Objective -
An exact copy of every record is needed.

Recorded data

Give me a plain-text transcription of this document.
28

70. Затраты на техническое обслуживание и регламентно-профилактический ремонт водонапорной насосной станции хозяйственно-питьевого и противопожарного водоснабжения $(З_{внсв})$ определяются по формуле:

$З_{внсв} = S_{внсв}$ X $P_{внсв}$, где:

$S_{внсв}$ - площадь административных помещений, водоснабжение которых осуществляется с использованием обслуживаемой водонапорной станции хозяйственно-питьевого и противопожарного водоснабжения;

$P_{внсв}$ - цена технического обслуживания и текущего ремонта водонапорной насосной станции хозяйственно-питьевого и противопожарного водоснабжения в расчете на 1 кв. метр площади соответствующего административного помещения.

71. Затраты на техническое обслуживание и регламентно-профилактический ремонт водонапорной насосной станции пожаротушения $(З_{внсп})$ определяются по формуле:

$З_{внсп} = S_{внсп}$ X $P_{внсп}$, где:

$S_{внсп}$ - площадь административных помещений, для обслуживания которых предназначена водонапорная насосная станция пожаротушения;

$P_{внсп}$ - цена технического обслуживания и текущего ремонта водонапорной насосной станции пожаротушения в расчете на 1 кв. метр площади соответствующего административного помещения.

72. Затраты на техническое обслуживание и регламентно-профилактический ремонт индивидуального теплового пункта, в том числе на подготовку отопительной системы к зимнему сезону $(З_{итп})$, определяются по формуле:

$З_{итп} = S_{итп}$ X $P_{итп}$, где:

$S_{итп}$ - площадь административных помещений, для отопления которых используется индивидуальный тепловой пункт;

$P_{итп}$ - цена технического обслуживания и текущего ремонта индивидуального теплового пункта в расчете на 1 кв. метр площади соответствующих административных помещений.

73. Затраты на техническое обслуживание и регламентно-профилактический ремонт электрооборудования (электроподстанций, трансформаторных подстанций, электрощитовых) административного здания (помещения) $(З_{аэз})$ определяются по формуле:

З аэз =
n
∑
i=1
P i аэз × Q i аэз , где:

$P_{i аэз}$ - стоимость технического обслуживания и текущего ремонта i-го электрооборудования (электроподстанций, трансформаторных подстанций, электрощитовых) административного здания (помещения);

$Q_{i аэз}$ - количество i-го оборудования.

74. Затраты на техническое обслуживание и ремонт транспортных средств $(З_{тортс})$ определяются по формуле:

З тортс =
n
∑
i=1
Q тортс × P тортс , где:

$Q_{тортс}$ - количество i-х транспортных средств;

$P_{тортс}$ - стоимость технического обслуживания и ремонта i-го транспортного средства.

Expected answer -
Give me a plain-text transcription of this document.
28

70. Затраты на техническое обслуживание и регламентно-профилактический ремонт водонапорной насосной станции хозяйственно-питьевого и противопожарного водоснабжения $(З_{внсв})$ определяются по формуле:

$З_{внсв} = S_{внсв}$ X $P_{внсв}$, где:

$S_{внсв}$ - площадь административных помещений, водоснабжение которых осуществляется с использованием обслуживаемой водонапорной станции хозяйственно-питьевого и противопожарного водоснабжения;

$P_{внсв}$ - цена технического обслуживания и текущего ремонта водонапорной насосной станции хозяйственно-питьевого и противопожарного водоснабжения в расчете на 1 кв. метр площади соответствующего административного помещения.

71. Затраты на техническое обслуживание и регламентно-профилактический ремонт водонапорной насосной станции пожаротушения $(З_{внсп})$ определяются по формуле:

$З_{внсп} = S_{внсп}$ X $P_{внсп}$, где:

$S_{внсп}$ - площадь административных помещений, для обслуживания которых предназначена водонапорная насосная станция пожаротушения;

$P_{внсп}$ - цена технического обслуживания и текущего ремонта водонапорной насосной станции пожаротушения в расчете на 1 кв. метр площади соответствующего административного помещения.

72. Затраты на техническое обслуживание и регламентно-профилактический ремонт индивидуального теплового пункта, в том числе на подготовку отопительной системы к зимнему сезону $(З_{итп})$, определяются по формуле:

$З_{итп} = S_{итп}$ X $P_{итп}$, где:

$S_{итп}$ - площадь административных помещений, для отопления которых используется индивидуальный тепловой пункт;

$P_{итп}$ - цена технического обслуживания и текущего ремонта индивидуального теплового пункта в расчете на 1 кв. метр площади соответствующих административных помещений.

73. Затраты на техническое обслуживание и регламентно-профилактический ремонт электрооборудования (электроподстанций, трансформаторных подстанций, электрощитовых) административного здания (помещения) $(З_{аэз})$ определяются по формуле:

З аэз =
n
∑
i=1
P i аэз × Q i аэз , где:

$P_{i аэз}$ - стоимость технического обслуживания и текущего ремонта i-го электрооборудования (электроподстанций, трансформаторных подстанций, электрощитовых) административного здания (помещения);

$Q_{i аэз}$ - количество i-го оборудования.

74. Затраты на техническое обслуживание и ремонт транспортных средств $(З_{тортс})$ определяются по формуле:

З тортс =
n
∑
i=1
Q тортс × P тортс , где:

$Q_{тортс}$ - количество i-х транспортных средств;

$P_{тортс}$ - стоимость технического обслуживания и ремонта i-го транспортного средства.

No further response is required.